» Problem details: Report, as a bare number, how many lines of the material below contain the word "Series".

» Recorded data:
....
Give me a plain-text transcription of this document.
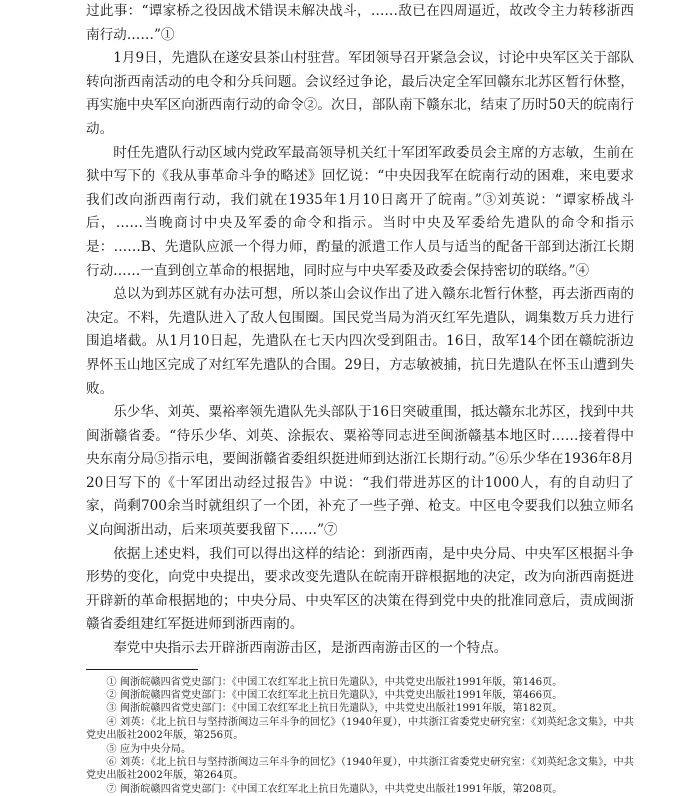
过此事：“谭家桥之役因战术错误未解决战斗，……敌已在四周逼近，故改令主力转移浙西南行动……”①

1月9日，先遣队在遂安县茶山村驻营。军团领导召开紧急会议，讨论中央军区关于部队转向浙西南活动的电令和分兵问题。会议经过争论，最后决定全军回赣东北苏区暂行休整，再实施中央军区向浙西南行动的命令②。次日，部队南下赣东北，结束了历时50天的皖南行动。

时任先遣队行动区域内党政军最高领导机关红十军团军政委员会主席的方志敏，生前在狱中写下的《我从事革命斗争的略述》回忆说：“中央因我军在皖南行动的困难，来电要求我们改向浙西南行动，我们就在1935年1月10日离开了皖南。”③刘英说：“谭家桥战斗后，……当晚商讨中央及军委的命令和指示。当时中央及军委给先遣队的命令和指示是：……B、先遣队应派一个得力师，酌量的派遣工作人员与适当的配备干部到达浙江长期行动……一直到创立革命的根据地，同时应与中央军委及政委会保持密切的联络。”④

总以为到苏区就有办法可想，所以茶山会议作出了进入赣东北暂行休整，再去浙西南的决定。不料，先遣队进入了敌人包围圈。国民党当局为消灭红军先遣队，调集数万兵力进行围追堵截。从1月10日起，先遣队在七天内四次受到阻击。16日，敌军14个团在赣皖浙边界怀玉山地区完成了对红军先遣队的合围。29日，方志敏被捕，抗日先遣队在怀玉山遭到失败。

乐少华、刘英、粟裕率领先遣队先头部队于16日突破重围，抵达赣东北苏区，找到中共闽浙赣省委。“待乐少华、刘英、涂振农、粟裕等同志进至闽浙赣基本地区时……接着得中央东南分局⑤指示电，要闽浙赣省委组织挺进师到达浙江长期行动。”⑥乐少华在1936年8月20日写下的《十军团出动经过报告》中说：“我们带进苏区的计1000人，有的自动归了家，尚剩700余当时就组织了一个团，补充了一些子弹、枪支。中区电令要我们以独立师名义向闽浙出动，后来项英要我留下……”⑦

依据上述史料，我们可以得出这样的结论：到浙西南，是中央分局、中央军区根据斗争形势的变化，向党中央提出，要求改变先遣队在皖南开辟根据地的决定，改为向浙西南挺进开辟新的革命根据地的；中央分局、中央军区的决策在得到党中央的批准同意后，责成闽浙赣省委组建红军挺进师到浙西南的。

奉党中央指示去开辟浙西南游击区，是浙西南游击区的一个特点。

① 闽浙皖赣四省党史部门：《中国工农红军北上抗日先遣队》，中共党史出版社1991年版，第146页。

② 闽浙皖赣四省党史部门：《中国工农红军北上抗日先遣队》，中共党史出版社1991年版，第466页。

③ 闽浙皖赣四省党史部门：《中国工农红军北上抗日先遣队》，中共党史出版社1991年版，第182页。

④ 刘英：《北上抗日与坚持浙闽边三年斗争的回忆》（1940年夏），中共浙江省委党史研究室：《刘英纪念文集》，中共党史出版社2002年版，第256页。

⑤ 应为中央分局。

⑥ 刘英：《北上抗日与坚持浙闽边三年斗争的回忆》（1940年夏），中共浙江省委党史研究室：《刘英纪念文集》，中共党史出版社2002年版，第264页。

⑦ 闽浙皖赣四省党史部门：《中国工农红军北上抗日先遣队》，中共党史出版社1991年版，第208页。
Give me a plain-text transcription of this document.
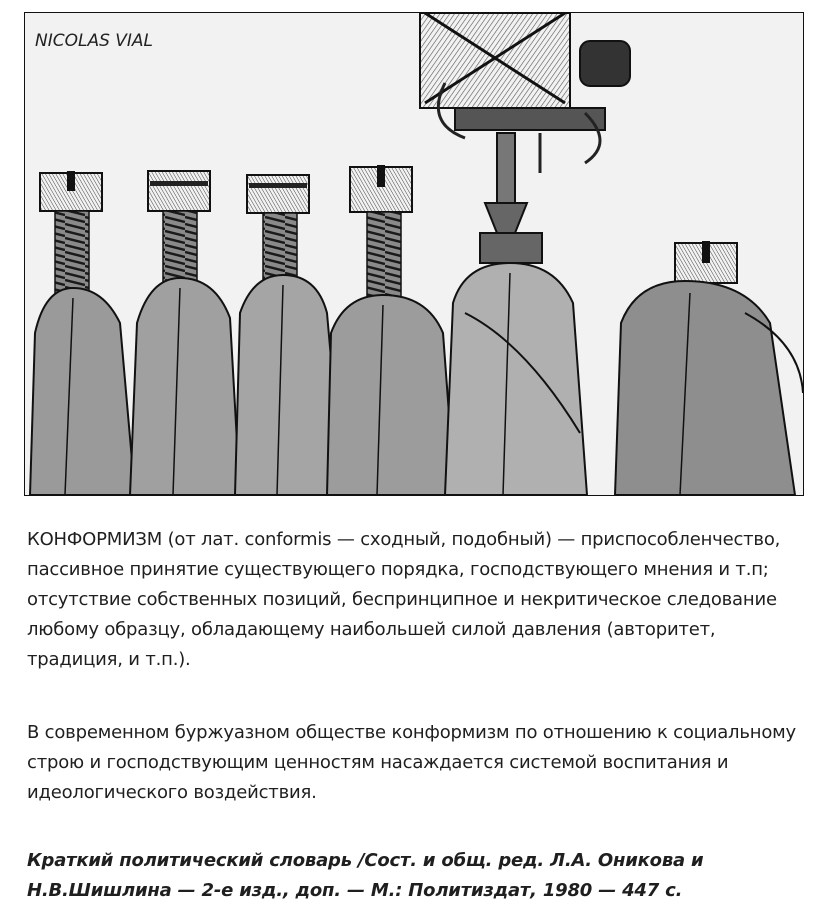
NICOLAS VIAL
КОНФОРМИЗМ (от лат. conformis — сходный, подобный) — приспособленчество, пассивное принятие существующего порядка, господствующего мнения и т.п; отсутствие собственных позиций, беспринципное и некритическое следование любому образцу, обладающему наибольшей силой давления (авторитет, традиция, и т.п.).
В современном буржуазном обществе конформизм по отношению к социальному строю и господствующим ценностям насаждается системой воспитания и идеологического воздействия.
Краткий политический словарь /Сост. и общ. ред. Л.А. Оникова и Н.В.Шишлина — 2-е изд., доп. — М.: Политиздат, 1980 — 447 с.
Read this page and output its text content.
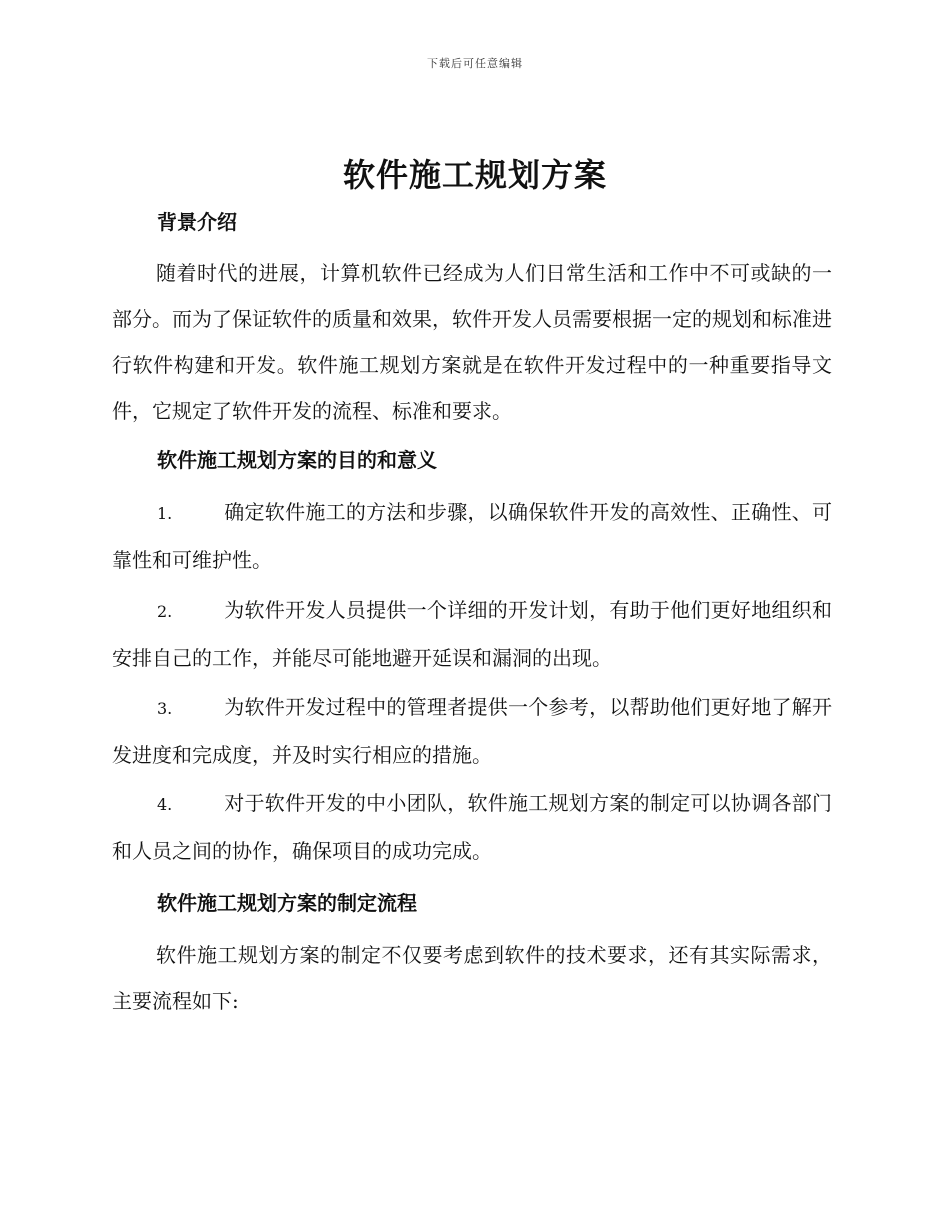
下载后可任意编辑
软件施工规划方案
背景介绍

随着时代的进展，计算机软件已经成为人们日常生活和工作中不可或缺的一部分。而为了保证软件的质量和效果，软件开发人员需要根据一定的规划和标准进行软件构建和开发。软件施工规划方案就是在软件开发过程中的一种重要指导文件，它规定了软件开发的流程、标准和要求。

软件施工规划方案的目的和意义
1.	确定软件施工的方法和步骤，以确保软件开发的高效性、正确性、可靠性和可维护性。
2.	为软件开发人员提供一个详细的开发计划，有助于他们更好地组织和安排自己的工作，并能尽可能地避开延误和漏洞的出现。
3.	为软件开发过程中的管理者提供一个参考，以帮助他们更好地了解开发进度和完成度，并及时实行相应的措施。
4.	对于软件开发的中小团队，软件施工规划方案的制定可以协调各部门和人员之间的协作，确保项目的成功完成。
软件施工规划方案的制定流程

软件施工规划方案的制定不仅要考虑到软件的技术要求，还有其实际需求，主要流程如下:
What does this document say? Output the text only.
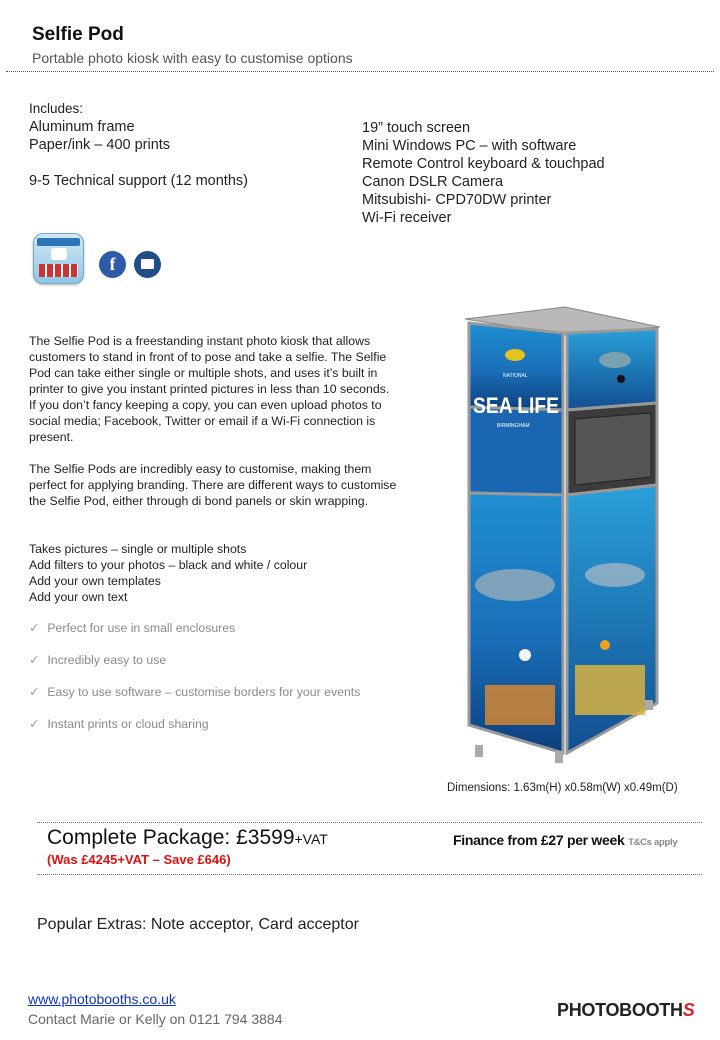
Selfie Pod
Portable photo kiosk with easy to customise options
Includes:
Aluminum frame
Paper/ink – 400 prints
9-5 Technical support (12 months)
19” touch screen
Mini Windows PC – with software
Remote Control keyboard & touchpad
Canon DSLR Camera
Mitsubishi- CPD70DW printer
Wi-Fi receiver
f
The Selfie Pod is a freestanding instant photo kiosk that allows customers to stand in front of to pose and take a selfie. The Selfie Pod can take either single or multiple shots, and uses it’s built in printer to give you instant printed pictures in less than 10 seconds. If you don’t fancy keeping a copy, you can even upload photos to social media; Facebook, Twitter or email if a Wi-Fi connection is present.
The Selfie Pods are incredibly easy to customise, making them perfect for applying branding. There are different ways to customise the Selfie Pod, either through di bond panels or skin wrapping.
Takes pictures – single or multiple shots
Add filters to your photos – black and white / colour
Add your own templates
Add your own text
✓ Perfect for use in small enclosures
✓ Incredibly easy to use
✓ Easy to use software – customise borders for your events
✓ Instant prints or cloud sharing
NATIONAL
SEA LIFE
BIRMINGHAM
Dimensions: 1.63m(H) x0.58m(W) x0.49m(D)
Complete Package: £3599+VAT
(Was £4245+VAT – Save £646)
Finance from £27 per week T&Cs apply
Popular Extras: Note acceptor, Card acceptor
www.photobooths.co.uk
Contact Marie or Kelly on 0121 794 3884	PHOTOBOOTHS
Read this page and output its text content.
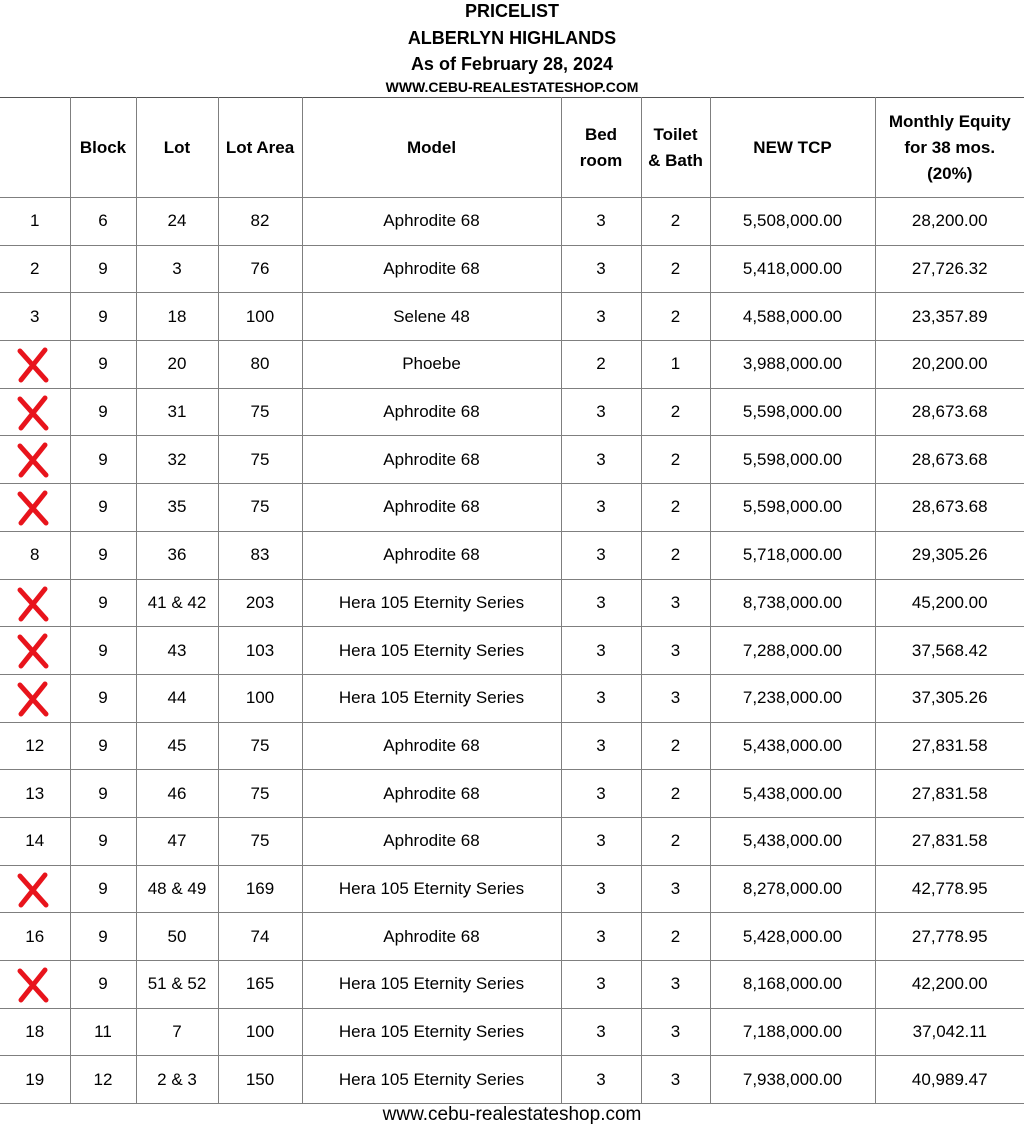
PRICELIST
ALBERLYN HIGHLANDS
As of February 28, 2024
WWW.CEBU-REALESTATESHOP.COM
	Block	Lot	Lot Area	Model	Bed room	Toilet & Bath	NEW TCP	Monthly Equity for 38 mos. (20%)
1	6	24	82	Aphrodite 68	3	2	5,508,000.00	28,200.00
2	9	3	76	Aphrodite 68	3	2	5,418,000.00	27,726.32
3	9	18	100	Selene 48	3	2	4,588,000.00	23,357.89

	9	20	80	Phoebe	2	1	3,988,000.00	20,200.00

	9	31	75	Aphrodite 68	3	2	5,598,000.00	28,673.68

	9	32	75	Aphrodite 68	3	2	5,598,000.00	28,673.68

	9	35	75	Aphrodite 68	3	2	5,598,000.00	28,673.68
8	9	36	83	Aphrodite 68	3	2	5,718,000.00	29,305.26

	9	41 & 42	203	Hera 105 Eternity Series	3	3	8,738,000.00	45,200.00

	9	43	103	Hera 105 Eternity Series	3	3	7,288,000.00	37,568.42

	9	44	100	Hera 105 Eternity Series	3	3	7,238,000.00	37,305.26
12	9	45	75	Aphrodite 68	3	2	5,438,000.00	27,831.58
13	9	46	75	Aphrodite 68	3	2	5,438,000.00	27,831.58
14	9	47	75	Aphrodite 68	3	2	5,438,000.00	27,831.58

	9	48 & 49	169	Hera 105 Eternity Series	3	3	8,278,000.00	42,778.95
16	9	50	74	Aphrodite 68	3	2	5,428,000.00	27,778.95

	9	51 & 52	165	Hera 105 Eternity Series	3	3	8,168,000.00	42,200.00
18	11	7	100	Hera 105 Eternity Series	3	3	7,188,000.00	37,042.11
19	12	2 & 3	150	Hera 105 Eternity Series	3	3	7,938,000.00	40,989.47
www.cebu-realestateshop.com
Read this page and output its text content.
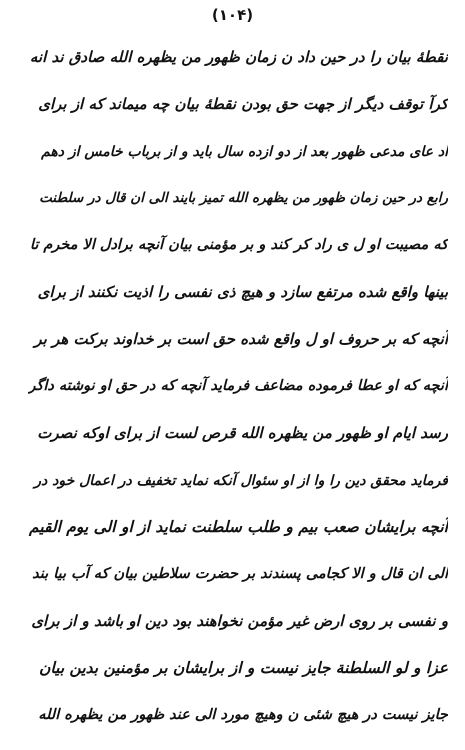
(۱۰۴)
نقطهٔ بیان را در حین داد ن زمان ظهور من یظهره الله صادق ند انه
کرآ توقف دیگر از جهت حق بودن نقطهٔ بیان چه میماند که از برای
اد عای مدعی ظهور بعد از دو ازده سال باید و از برباب خامس از دهم
رابع در حین زمان ظهور من یظهره الله تمیز بایند الی ان قال در سلطنت
که مصیبت او ل ی راد کر کند و بر مؤمنی بیان آنچه برادل الا مخرم تا
بینها واقع شده مرتفع سازد و هیچ ذی نفسی را اذیت نکنند از برای
آنچه که بر حروف او ل واقع شده حق است بر خداوند برکت هر بر
آنچه که او عطا فرموده مضاعف فرماید آنچه که در حق او نوشته داگر
رسد ایام او ظهور من یظهره الله قرص لست از برای اوکه نصرت
فرماید محقق دین را وا از او سئوال آنکه نماید تخفیف در اعمال خود در
آنچه برایشان صعب بیم و طلب سلطنت نماید از او الی یوم القیم
الی ان قال و الا کجامی پسندند بر حضرت سلاطین بیان که آب بیا بند
و نفسی بر روی ارض غیر مؤمن نخواهند بود دین او باشد و از برای
عزا و لو السلطنة جایز نیست و از برایشان بر مؤمنین بدین بیان
جایز نیست در هیچ شئی ن وهیچ مورد الی عند ظهور من یظهره الله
....
» Completed task: 7